# [Set task]
Print all of the data exactly.

# [Data supplied]
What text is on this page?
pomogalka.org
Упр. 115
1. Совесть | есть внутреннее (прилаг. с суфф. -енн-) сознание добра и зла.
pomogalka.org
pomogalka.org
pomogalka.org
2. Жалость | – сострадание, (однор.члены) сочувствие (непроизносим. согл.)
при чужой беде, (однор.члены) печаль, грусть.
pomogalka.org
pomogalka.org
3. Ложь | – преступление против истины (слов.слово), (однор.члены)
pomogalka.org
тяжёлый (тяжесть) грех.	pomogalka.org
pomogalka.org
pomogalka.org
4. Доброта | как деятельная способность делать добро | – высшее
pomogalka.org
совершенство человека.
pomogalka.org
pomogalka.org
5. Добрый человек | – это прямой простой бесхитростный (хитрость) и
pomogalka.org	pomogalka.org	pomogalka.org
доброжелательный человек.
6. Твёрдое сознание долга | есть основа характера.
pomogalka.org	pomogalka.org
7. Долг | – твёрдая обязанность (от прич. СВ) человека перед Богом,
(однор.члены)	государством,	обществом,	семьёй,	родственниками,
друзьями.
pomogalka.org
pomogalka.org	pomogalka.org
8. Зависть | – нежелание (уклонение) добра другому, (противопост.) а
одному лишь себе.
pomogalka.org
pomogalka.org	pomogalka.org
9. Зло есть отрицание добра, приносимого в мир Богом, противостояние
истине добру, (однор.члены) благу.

# [Output for this exercise]
What text is on this page?
pomogalka.org
Упр. 115
1. Совесть | есть внутреннее (прилаг. с суфф. -енн-) сознание добра и зла.
pomogalka.org
pomogalka.org
pomogalka.org
2. Жалость | – сострадание, (однор.члены) сочувствие (непроизносим. согл.)
при чужой беде, (однор.члены) печаль, грусть.
pomogalka.org
pomogalka.org
3. Ложь | – преступление против истины (слов.слово), (однор.члены)
pomogalka.org
тяжёлый (тяжесть) грех.	pomogalka.org
pomogalka.org
pomogalka.org
4. Доброта | как деятельная способность делать добро | – высшее
pomogalka.org
совершенство человека.
pomogalka.org
pomogalka.org
5. Добрый человек | – это прямой простой бесхитростный (хитрость) и
pomogalka.org	pomogalka.org	pomogalka.org
доброжелательный человек.
6. Твёрдое сознание долга | есть основа характера.
pomogalka.org	pomogalka.org
7. Долг | – твёрдая обязанность (от прич. СВ) человека перед Богом,
(однор.члены)	государством,	обществом,	семьёй,	родственниками,
друзьями.
pomogalka.org
pomogalka.org	pomogalka.org
8. Зависть | – нежелание (уклонение) добра другому, (противопост.) а
одному лишь себе.
pomogalka.org
pomogalka.org	pomogalka.org
9. Зло есть отрицание добра, приносимого в мир Богом, противостояние
истине добру, (однор.члены) благу.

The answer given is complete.